What you have to do:
Print the lines of the listing below without changes, starting at the line that contains "x-tick-label: 7200 [1465,820,1489,832]" and stopping after the line that contains "spectrum-chart: Hγ 4340".

Exercise input:
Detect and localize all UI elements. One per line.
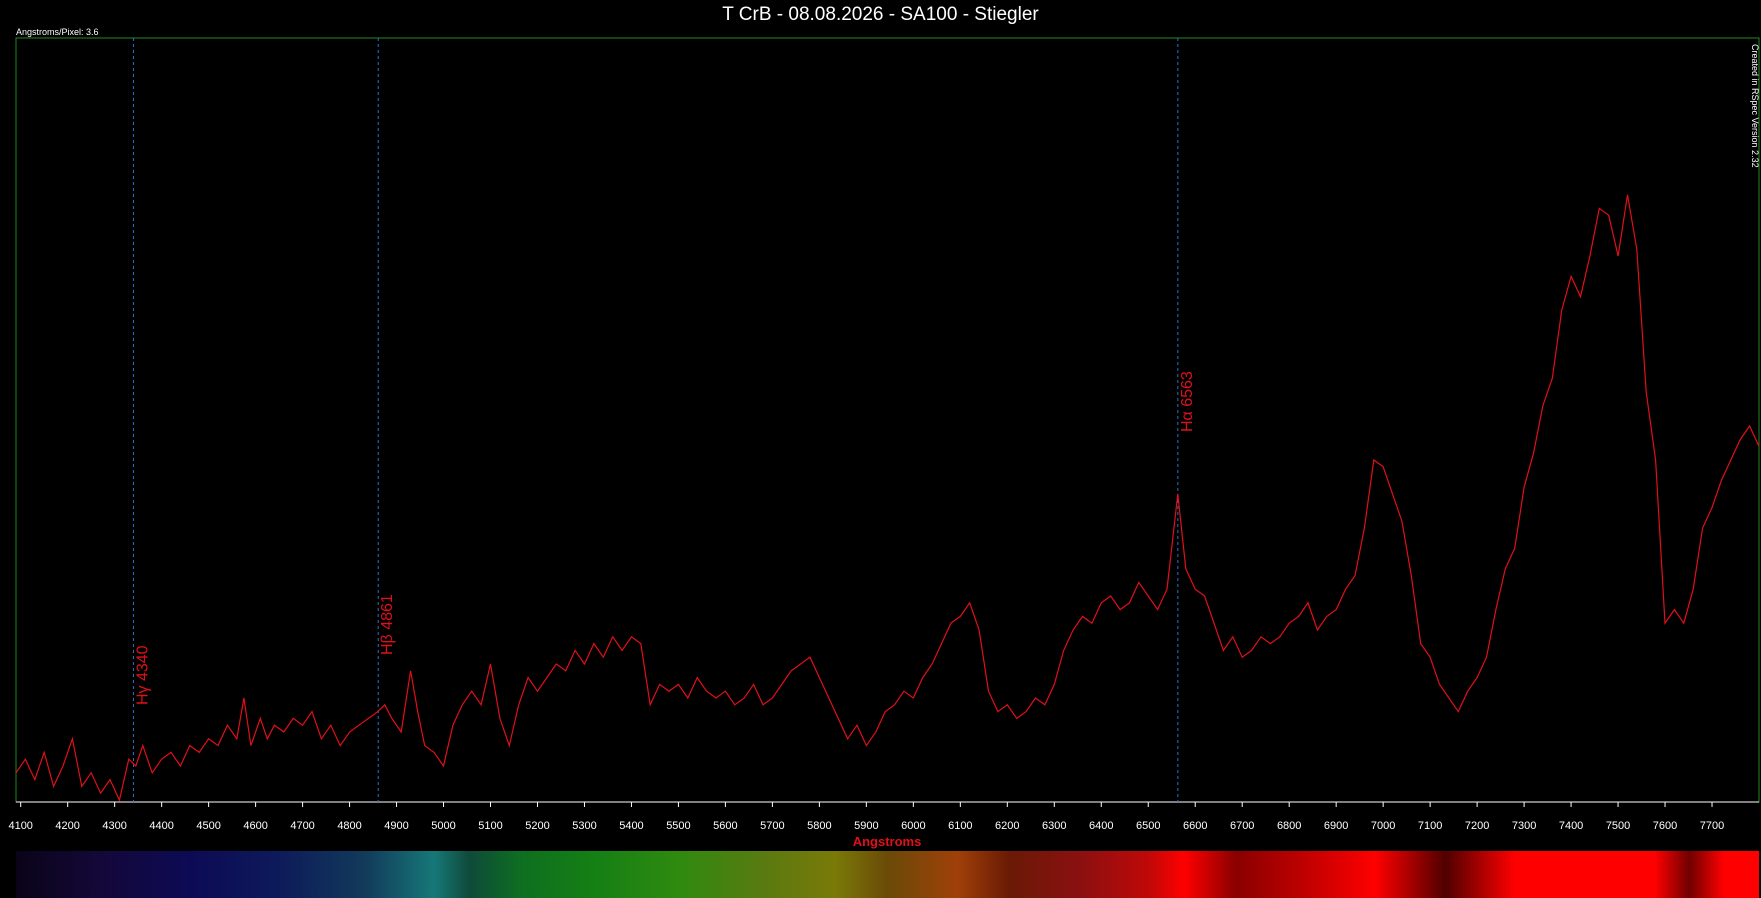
x-tick-label: 7200 [1465,820,1489,832]
x-tick-label: 7700 [1700,820,1724,832]
x-axis-title: Angstroms [853,834,922,849]
x-tick-label: 4700 [290,820,314,832]
x-tick-label: 6400 [1089,820,1113,832]
x-tick-label: 5500 [666,820,690,832]
spectrum-chart: Hγ 4340 Hβ 4861 Hα 6563 4100 4200 4300 4400 45… [8,37,1760,898]
x-tick-label: 4300 [102,820,126,832]
x-tick-label: 4500 [196,820,220,832]
x-tick-label: 4900 [384,820,408,832]
x-tick-label: 4400 [149,820,173,832]
spectrum-line [15,194,1760,802]
x-tick-label: 6500 [1136,820,1160,832]
x-axis-ticks: 4100 4200 4300 4400 4500 4600 4700 4800 4900 5000… [8,802,1724,832]
x-tick-label: 6600 [1183,820,1207,832]
marker-label: Hα 6563 [1179,371,1196,432]
x-tick-label: 6700 [1230,820,1254,832]
x-tick-label: 7600 [1653,820,1677,832]
x-tick-label: 6300 [1042,820,1066,832]
x-tick-label: 6900 [1324,820,1348,832]
x-tick-label: 4800 [337,820,361,832]
x-tick-label: 5800 [807,820,831,832]
x-tick-label: 5000 [431,820,455,832]
x-tick-label: 5700 [760,820,784,832]
x-tick-label: 7100 [1418,820,1442,832]
x-tick-label: 6800 [1277,820,1301,832]
plot-frame [15,37,1760,803]
x-tick-label: 5600 [713,820,737,832]
x-tick-label: 5400 [619,820,643,832]
x-tick-label: 6100 [948,820,972,832]
x-tick-label: 6200 [995,820,1019,832]
x-tick-label: 5200 [525,820,549,832]
x-tick-label: 5300 [572,820,596,832]
x-tick-label: 7300 [1512,820,1536,832]
marker-label: Hγ 4340 [134,645,151,705]
spectrum-color-bar [16,851,1759,898]
x-tick-label: 5100 [478,820,502,832]
x-tick-label: 5900 [854,820,878,832]
x-tick-label: 4600 [243,820,267,832]
x-tick-label: 7000 [1371,820,1395,832]
marker-label: Hβ 4861 [379,594,396,655]
x-tick-label: 4100 [8,820,32,832]
x-tick-label: 4200 [55,820,79,832]
x-tick-label: 7500 [1606,820,1630,832]
x-tick-label: 7400 [1559,820,1583,832]
x-tick-label: 6000 [901,820,925,832]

The result:
x-tick-label: 7200 [1465,820,1489,832]
x-tick-label: 7700 [1700,820,1724,832]
x-axis-title: Angstroms [853,834,922,849]
x-tick-label: 4700 [290,820,314,832]
x-tick-label: 6400 [1089,820,1113,832]
x-tick-label: 5500 [666,820,690,832]
spectrum-chart: Hγ 4340 Hβ 4861 Hα 6563 4100 4200 4300 4400 45… [8,37,1760,898]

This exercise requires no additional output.